▶ **GIVEN PROBLEM**
Output the data below in full, character for character.

(Dataset entries)
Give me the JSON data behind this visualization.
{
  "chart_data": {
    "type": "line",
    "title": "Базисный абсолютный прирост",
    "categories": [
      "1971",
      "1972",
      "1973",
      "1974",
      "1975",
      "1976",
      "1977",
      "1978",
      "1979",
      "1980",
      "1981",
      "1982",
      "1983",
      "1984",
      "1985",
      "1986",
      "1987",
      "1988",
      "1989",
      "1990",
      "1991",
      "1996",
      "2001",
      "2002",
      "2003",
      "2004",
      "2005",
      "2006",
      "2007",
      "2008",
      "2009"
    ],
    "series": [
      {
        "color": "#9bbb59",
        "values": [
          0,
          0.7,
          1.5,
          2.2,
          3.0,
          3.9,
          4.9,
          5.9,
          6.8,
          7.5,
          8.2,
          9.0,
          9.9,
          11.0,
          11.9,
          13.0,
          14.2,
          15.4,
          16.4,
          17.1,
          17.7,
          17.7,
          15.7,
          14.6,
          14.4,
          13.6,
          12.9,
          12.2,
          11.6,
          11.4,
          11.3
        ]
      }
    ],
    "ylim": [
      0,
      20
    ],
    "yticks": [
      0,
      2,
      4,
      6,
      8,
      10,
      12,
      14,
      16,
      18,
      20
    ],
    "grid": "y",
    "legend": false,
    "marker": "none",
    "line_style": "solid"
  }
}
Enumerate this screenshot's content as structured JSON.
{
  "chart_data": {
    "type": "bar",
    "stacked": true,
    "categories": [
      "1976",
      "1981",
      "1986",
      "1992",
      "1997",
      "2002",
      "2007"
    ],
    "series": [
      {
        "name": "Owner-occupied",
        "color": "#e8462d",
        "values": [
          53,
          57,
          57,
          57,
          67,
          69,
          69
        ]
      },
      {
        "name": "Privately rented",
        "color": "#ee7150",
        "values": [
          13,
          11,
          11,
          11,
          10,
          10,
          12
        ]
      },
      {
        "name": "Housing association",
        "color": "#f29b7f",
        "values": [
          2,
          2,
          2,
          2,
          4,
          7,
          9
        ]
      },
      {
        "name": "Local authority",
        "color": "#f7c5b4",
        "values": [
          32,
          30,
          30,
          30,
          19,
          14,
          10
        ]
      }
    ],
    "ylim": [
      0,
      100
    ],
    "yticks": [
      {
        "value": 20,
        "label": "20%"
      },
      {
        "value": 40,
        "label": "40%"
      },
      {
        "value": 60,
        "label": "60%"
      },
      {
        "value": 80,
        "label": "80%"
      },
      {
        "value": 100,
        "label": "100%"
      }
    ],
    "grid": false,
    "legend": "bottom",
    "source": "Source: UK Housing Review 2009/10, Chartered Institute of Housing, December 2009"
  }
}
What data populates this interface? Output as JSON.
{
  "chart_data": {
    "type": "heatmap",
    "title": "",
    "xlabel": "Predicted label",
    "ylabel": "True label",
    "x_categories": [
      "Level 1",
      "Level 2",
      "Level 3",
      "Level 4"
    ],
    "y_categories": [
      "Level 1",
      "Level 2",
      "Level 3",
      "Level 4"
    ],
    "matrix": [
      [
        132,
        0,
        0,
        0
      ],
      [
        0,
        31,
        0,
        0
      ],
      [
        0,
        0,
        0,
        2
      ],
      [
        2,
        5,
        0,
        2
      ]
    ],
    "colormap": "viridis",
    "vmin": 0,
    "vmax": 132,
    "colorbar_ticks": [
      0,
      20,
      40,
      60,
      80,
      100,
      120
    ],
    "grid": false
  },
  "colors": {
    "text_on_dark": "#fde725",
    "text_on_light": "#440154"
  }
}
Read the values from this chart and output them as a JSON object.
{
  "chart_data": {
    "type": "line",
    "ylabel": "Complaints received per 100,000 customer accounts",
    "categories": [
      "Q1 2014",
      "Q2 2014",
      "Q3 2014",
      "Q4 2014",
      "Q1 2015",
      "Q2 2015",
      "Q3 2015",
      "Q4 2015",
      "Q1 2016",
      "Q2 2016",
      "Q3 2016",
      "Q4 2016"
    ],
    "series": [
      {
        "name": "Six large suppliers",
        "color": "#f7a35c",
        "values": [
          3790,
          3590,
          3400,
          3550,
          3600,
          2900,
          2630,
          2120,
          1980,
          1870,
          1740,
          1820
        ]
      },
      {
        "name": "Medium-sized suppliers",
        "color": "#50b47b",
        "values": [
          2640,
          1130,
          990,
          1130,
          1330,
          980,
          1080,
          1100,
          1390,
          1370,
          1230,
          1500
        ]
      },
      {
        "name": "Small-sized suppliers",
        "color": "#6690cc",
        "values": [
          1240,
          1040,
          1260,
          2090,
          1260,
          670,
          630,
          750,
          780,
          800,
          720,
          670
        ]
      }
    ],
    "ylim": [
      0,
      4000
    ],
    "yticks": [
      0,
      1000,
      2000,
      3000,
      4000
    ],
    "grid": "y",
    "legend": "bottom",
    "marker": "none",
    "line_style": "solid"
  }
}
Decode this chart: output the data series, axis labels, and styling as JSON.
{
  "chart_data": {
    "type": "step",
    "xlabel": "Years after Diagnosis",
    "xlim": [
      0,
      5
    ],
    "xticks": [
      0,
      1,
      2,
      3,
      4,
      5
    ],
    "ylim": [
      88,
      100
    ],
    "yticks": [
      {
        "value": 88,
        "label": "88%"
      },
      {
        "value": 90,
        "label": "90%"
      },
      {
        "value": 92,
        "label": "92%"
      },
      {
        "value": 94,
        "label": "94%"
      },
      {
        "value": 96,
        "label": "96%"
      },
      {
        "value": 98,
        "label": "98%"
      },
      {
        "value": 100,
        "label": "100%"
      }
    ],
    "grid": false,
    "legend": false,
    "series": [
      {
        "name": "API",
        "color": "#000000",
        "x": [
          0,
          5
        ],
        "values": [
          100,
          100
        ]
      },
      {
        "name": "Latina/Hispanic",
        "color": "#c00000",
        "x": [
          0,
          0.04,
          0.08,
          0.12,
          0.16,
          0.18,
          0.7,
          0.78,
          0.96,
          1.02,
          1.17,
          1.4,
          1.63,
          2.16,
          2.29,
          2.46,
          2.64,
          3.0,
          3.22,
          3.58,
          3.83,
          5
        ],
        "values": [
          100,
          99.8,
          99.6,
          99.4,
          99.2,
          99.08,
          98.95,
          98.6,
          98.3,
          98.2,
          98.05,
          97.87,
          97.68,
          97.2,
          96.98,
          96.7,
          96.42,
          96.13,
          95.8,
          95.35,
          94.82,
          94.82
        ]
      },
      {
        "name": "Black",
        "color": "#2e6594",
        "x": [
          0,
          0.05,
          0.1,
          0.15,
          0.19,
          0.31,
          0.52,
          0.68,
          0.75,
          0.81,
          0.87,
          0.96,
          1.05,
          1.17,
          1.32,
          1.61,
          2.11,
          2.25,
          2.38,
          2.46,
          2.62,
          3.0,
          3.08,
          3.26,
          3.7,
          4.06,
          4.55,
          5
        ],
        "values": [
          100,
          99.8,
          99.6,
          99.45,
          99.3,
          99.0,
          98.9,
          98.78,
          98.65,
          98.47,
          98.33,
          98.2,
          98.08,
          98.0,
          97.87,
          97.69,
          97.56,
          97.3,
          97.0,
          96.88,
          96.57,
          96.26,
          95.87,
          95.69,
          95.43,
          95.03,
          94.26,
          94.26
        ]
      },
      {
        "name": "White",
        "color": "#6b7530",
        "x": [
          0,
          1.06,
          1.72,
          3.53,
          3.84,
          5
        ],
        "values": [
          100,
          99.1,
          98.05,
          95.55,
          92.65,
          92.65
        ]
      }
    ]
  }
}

▶ **OUTPUT OF THE EXERCISE**
Give me the JSON data behind this visualization.
{
  "chart_data": {
    "type": "line",
    "title": "Базисный абсолютный прирост",
    "categories": [
      "1971",
      "1972",
      "1973",
      "1974",
      "1975",
      "1976",
      "1977",
      "1978",
      "1979",
      "1980",
      "1981",
      "1982",
      "1983",
      "1984",
      "1985",
      "1986",
      "1987",
      "1988",
      "1989",
      "1990",
      "1991",
      "1996",
      "2001",
      "2002",
      "2003",
      "2004",
      "2005",
      "2006",
      "2007",
      "2008",
      "2009"
    ],
    "series": [
      {
        "color": "#9bbb59",
        "values": [
          0,
          0.7,
          1.5,
          2.2,
          3.0,
          3.9,
          4.9,
          5.9,
          6.8,
          7.5,
          8.2,
          9.0,
          9.9,
          11.0,
          11.9,
          13.0,
          14.2,
          15.4,
          16.4,
          17.1,
          17.7,
          17.7,
          15.7,
          14.6,
          14.4,
          13.6,
          12.9,
          12.2,
          11.6,
          11.4,
          11.3
        ]
      }
    ],
    "ylim": [
      0,
      20
    ],
    "yticks": [
      0,
      2,
      4,
      6,
      8,
      10,
      12,
      14,
      16,
      18,
      20
    ],
    "grid": "y",
    "legend": false,
    "marker": "none",
    "line_style": "solid"
  }
}
Enumerate this screenshot's content as structured JSON.
{
  "chart_data": {
    "type": "bar",
    "stacked": true,
    "categories": [
      "1976",
      "1981",
      "1986",
      "1992",
      "1997",
      "2002",
      "2007"
    ],
    "series": [
      {
        "name": "Owner-occupied",
        "color": "#e8462d",
        "values": [
          53,
          57,
          57,
          57,
          67,
          69,
          69
        ]
      },
      {
        "name": "Privately rented",
        "color": "#ee7150",
        "values": [
          13,
          11,
          11,
          11,
          10,
          10,
          12
        ]
      },
      {
        "name": "Housing association",
        "color": "#f29b7f",
        "values": [
          2,
          2,
          2,
          2,
          4,
          7,
          9
        ]
      },
      {
        "name": "Local authority",
        "color": "#f7c5b4",
        "values": [
          32,
          30,
          30,
          30,
          19,
          14,
          10
        ]
      }
    ],
    "ylim": [
      0,
      100
    ],
    "yticks": [
      {
        "value": 20,
        "label": "20%"
      },
      {
        "value": 40,
        "label": "40%"
      },
      {
        "value": 60,
        "label": "60%"
      },
      {
        "value": 80,
        "label": "80%"
      },
      {
        "value": 100,
        "label": "100%"
      }
    ],
    "grid": false,
    "legend": "bottom",
    "source": "Source: UK Housing Review 2009/10, Chartered Institute of Housing, December 2009"
  }
}
What data populates this interface? Output as JSON.
{
  "chart_data": {
    "type": "heatmap",
    "title": "",
    "xlabel": "Predicted label",
    "ylabel": "True label",
    "x_categories": [
      "Level 1",
      "Level 2",
      "Level 3",
      "Level 4"
    ],
    "y_categories": [
      "Level 1",
      "Level 2",
      "Level 3",
      "Level 4"
    ],
    "matrix": [
      [
        132,
        0,
        0,
        0
      ],
      [
        0,
        31,
        0,
        0
      ],
      [
        0,
        0,
        0,
        2
      ],
      [
        2,
        5,
        0,
        2
      ]
    ],
    "colormap": "viridis",
    "vmin": 0,
    "vmax": 132,
    "colorbar_ticks": [
      0,
      20,
      40,
      60,
      80,
      100,
      120
    ],
    "grid": false
  },
  "colors": {
    "text_on_dark": "#fde725",
    "text_on_light": "#440154"
  }
}
Read the values from this chart and output them as a JSON object.
{
  "chart_data": {
    "type": "line",
    "ylabel": "Complaints received per 100,000 customer accounts",
    "categories": [
      "Q1 2014",
      "Q2 2014",
      "Q3 2014",
      "Q4 2014",
      "Q1 2015",
      "Q2 2015",
      "Q3 2015",
      "Q4 2015",
      "Q1 2016",
      "Q2 2016",
      "Q3 2016",
      "Q4 2016"
    ],
    "series": [
      {
        "name": "Six large suppliers",
        "color": "#f7a35c",
        "values": [
          3790,
          3590,
          3400,
          3550,
          3600,
          2900,
          2630,
          2120,
          1980,
          1870,
          1740,
          1820
        ]
      },
      {
        "name": "Medium-sized suppliers",
        "color": "#50b47b",
        "values": [
          2640,
          1130,
          990,
          1130,
          1330,
          980,
          1080,
          1100,
          1390,
          1370,
          1230,
          1500
        ]
      },
      {
        "name": "Small-sized suppliers",
        "color": "#6690cc",
        "values": [
          1240,
          1040,
          1260,
          2090,
          1260,
          670,
          630,
          750,
          780,
          800,
          720,
          670
        ]
      }
    ],
    "ylim": [
      0,
      4000
    ],
    "yticks": [
      0,
      1000,
      2000,
      3000,
      4000
    ],
    "grid": "y",
    "legend": "bottom",
    "marker": "none",
    "line_style": "solid"
  }
}
Decode this chart: output the data series, axis labels, and styling as JSON.
{
  "chart_data": {
    "type": "step",
    "xlabel": "Years after Diagnosis",
    "xlim": [
      0,
      5
    ],
    "xticks": [
      0,
      1,
      2,
      3,
      4,
      5
    ],
    "ylim": [
      88,
      100
    ],
    "yticks": [
      {
        "value": 88,
        "label": "88%"
      },
      {
        "value": 90,
        "label": "90%"
      },
      {
        "value": 92,
        "label": "92%"
      },
      {
        "value": 94,
        "label": "94%"
      },
      {
        "value": 96,
        "label": "96%"
      },
      {
        "value": 98,
        "label": "98%"
      },
      {
        "value": 100,
        "label": "100%"
      }
    ],
    "grid": false,
    "legend": false,
    "series": [
      {
        "name": "API",
        "color": "#000000",
        "x": [
          0,
          5
        ],
        "values": [
          100,
          100
        ]
      },
      {
        "name": "Latina/Hispanic",
        "color": "#c00000",
        "x": [
          0,
          0.04,
          0.08,
          0.12,
          0.16,
          0.18,
          0.7,
          0.78,
          0.96,
          1.02,
          1.17,
          1.4,
          1.63,
          2.16,
          2.29,
          2.46,
          2.64,
          3.0,
          3.22,
          3.58,
          3.83,
          5
        ],
        "values": [
          100,
          99.8,
          99.6,
          99.4,
          99.2,
          99.08,
          98.95,
          98.6,
          98.3,
          98.2,
          98.05,
          97.87,
          97.68,
          97.2,
          96.98,
          96.7,
          96.42,
          96.13,
          95.8,
          95.35,
          94.82,
          94.82
        ]
      },
      {
        "name": "Black",
        "color": "#2e6594",
        "x": [
          0,
          0.05,
          0.1,
          0.15,
          0.19,
          0.31,
          0.52,
          0.68,
          0.75,
          0.81,
          0.87,
          0.96,
          1.05,
          1.17,
          1.32,
          1.61,
          2.11,
          2.25,
          2.38,
          2.46,
          2.62,
          3.0,
          3.08,
          3.26,
          3.7,
          4.06,
          4.55,
          5
        ],
        "values": [
          100,
          99.8,
          99.6,
          99.45,
          99.3,
          99.0,
          98.9,
          98.78,
          98.65,
          98.47,
          98.33,
          98.2,
          98.08,
          98.0,
          97.87,
          97.69,
          97.56,
          97.3,
          97.0,
          96.88,
          96.57,
          96.26,
          95.87,
          95.69,
          95.43,
          95.03,
          94.26,
          94.26
        ]
      },
      {
        "name": "White",
        "color": "#6b7530",
        "x": [
          0,
          1.06,
          1.72,
          3.53,
          3.84,
          5
        ],
        "values": [
          100,
          99.1,
          98.05,
          95.55,
          92.65,
          92.65
        ]
      }
    ]
  }
}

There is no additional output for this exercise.